_Given instruction:_
For this exercise, copy out each line of the material below that includes "продовольствия".

_Entries provided:_
===
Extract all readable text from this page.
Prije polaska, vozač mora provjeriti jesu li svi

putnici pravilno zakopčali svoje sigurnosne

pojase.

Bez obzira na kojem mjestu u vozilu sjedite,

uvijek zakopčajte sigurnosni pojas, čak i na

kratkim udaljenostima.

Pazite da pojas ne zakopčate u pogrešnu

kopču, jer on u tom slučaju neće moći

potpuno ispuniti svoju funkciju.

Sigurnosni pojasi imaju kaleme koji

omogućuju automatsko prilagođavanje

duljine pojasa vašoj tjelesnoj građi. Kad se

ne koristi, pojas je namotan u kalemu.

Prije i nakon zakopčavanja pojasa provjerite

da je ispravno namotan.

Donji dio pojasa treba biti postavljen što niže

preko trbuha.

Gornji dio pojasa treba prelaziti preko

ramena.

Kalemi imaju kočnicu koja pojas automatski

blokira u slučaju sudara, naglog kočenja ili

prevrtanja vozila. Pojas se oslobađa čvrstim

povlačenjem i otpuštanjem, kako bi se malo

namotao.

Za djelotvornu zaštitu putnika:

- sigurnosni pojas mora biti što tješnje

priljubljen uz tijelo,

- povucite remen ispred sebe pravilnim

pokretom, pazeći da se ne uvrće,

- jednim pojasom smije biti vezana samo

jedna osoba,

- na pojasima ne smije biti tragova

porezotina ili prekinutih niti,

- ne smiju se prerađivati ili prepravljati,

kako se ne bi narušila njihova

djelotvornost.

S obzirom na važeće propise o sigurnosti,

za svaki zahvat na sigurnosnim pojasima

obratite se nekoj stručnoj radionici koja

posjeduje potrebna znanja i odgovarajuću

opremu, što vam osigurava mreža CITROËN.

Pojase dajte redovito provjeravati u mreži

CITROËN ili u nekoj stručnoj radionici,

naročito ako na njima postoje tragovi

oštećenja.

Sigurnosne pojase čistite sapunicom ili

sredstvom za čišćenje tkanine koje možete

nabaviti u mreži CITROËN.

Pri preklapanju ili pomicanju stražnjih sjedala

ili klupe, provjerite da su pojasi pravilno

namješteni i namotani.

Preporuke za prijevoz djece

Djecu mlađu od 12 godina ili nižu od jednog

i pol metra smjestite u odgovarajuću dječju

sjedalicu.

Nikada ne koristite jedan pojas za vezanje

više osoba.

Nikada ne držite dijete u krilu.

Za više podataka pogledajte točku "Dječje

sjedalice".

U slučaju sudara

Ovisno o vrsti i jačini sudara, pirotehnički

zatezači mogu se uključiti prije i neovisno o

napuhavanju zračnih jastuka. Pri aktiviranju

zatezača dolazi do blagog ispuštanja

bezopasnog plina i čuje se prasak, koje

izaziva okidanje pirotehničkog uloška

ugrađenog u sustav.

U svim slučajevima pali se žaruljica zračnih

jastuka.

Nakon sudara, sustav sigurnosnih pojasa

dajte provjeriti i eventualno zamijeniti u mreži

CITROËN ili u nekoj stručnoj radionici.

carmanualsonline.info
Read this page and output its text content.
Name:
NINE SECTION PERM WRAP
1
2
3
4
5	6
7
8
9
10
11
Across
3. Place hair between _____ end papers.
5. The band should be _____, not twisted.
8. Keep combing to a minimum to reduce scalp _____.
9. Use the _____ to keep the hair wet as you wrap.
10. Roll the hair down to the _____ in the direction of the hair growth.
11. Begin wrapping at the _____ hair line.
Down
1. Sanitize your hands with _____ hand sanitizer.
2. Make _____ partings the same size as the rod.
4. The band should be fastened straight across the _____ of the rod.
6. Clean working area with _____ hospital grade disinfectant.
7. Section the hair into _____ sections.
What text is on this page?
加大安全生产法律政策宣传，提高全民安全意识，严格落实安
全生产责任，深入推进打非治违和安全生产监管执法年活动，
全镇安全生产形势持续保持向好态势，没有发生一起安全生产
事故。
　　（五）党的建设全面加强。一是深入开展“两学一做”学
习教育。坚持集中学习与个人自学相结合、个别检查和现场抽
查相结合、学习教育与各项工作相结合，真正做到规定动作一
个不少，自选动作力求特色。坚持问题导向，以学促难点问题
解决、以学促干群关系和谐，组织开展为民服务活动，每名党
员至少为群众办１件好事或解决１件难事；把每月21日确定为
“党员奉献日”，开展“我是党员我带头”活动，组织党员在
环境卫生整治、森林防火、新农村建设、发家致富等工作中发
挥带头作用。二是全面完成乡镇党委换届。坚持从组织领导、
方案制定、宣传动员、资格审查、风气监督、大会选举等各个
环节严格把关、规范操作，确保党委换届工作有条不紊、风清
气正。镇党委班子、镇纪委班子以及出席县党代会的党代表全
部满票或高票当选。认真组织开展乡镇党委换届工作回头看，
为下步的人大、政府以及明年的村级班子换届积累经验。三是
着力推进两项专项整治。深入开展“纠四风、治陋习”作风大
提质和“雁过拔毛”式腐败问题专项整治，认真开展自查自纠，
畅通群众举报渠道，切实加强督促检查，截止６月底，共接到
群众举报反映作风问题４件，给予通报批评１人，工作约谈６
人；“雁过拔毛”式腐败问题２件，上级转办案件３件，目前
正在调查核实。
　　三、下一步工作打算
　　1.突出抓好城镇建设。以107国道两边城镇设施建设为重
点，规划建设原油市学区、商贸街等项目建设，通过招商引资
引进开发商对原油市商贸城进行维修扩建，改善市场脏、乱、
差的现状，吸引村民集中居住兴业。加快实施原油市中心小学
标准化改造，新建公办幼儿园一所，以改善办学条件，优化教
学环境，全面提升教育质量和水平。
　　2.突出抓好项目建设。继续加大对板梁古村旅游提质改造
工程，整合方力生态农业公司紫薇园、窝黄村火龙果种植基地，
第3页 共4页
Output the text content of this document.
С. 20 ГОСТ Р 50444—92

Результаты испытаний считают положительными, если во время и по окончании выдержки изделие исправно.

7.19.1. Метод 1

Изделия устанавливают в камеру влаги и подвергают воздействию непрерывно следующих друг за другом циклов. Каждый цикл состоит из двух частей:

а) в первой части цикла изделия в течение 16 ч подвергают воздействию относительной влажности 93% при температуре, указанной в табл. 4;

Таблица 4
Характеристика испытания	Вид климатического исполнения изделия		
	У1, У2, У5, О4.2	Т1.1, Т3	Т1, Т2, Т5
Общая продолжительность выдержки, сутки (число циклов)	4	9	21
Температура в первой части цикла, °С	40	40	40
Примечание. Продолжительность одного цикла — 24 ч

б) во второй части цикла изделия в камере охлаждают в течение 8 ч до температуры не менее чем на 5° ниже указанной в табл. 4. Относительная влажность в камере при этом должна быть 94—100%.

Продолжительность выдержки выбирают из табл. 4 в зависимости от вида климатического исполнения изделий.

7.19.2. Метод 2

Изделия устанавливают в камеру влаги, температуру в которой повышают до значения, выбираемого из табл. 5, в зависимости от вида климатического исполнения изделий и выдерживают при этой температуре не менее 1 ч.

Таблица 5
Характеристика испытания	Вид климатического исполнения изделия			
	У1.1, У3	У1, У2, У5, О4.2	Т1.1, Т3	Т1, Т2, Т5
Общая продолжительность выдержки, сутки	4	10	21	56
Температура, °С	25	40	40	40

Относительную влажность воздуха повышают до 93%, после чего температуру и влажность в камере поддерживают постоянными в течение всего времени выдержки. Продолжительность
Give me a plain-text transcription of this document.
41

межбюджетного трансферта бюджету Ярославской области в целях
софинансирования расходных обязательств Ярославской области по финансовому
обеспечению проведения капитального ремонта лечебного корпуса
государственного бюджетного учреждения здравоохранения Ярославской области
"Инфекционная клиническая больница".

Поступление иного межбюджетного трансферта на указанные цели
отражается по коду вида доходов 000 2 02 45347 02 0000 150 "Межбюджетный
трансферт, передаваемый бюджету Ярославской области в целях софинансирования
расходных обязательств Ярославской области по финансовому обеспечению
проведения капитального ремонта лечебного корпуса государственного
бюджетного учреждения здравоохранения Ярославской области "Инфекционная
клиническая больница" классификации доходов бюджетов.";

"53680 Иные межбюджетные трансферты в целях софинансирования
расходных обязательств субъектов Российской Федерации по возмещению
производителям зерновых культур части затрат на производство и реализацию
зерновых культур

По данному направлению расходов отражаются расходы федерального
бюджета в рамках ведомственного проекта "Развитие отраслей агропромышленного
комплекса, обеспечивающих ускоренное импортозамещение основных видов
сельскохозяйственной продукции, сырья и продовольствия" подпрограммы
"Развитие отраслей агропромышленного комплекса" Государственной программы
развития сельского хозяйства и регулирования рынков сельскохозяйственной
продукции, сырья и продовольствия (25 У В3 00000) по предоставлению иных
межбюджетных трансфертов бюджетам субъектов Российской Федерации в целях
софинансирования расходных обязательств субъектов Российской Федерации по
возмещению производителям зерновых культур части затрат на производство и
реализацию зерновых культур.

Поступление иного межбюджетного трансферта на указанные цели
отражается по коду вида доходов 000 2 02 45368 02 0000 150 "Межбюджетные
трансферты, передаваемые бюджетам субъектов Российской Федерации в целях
===
_Worked answer:_
сельскохозяйственной продукции, сырья и продовольствия" подпрограммы
продукции, сырья и продовольствия (25 У В3 00000) по предоставлению иных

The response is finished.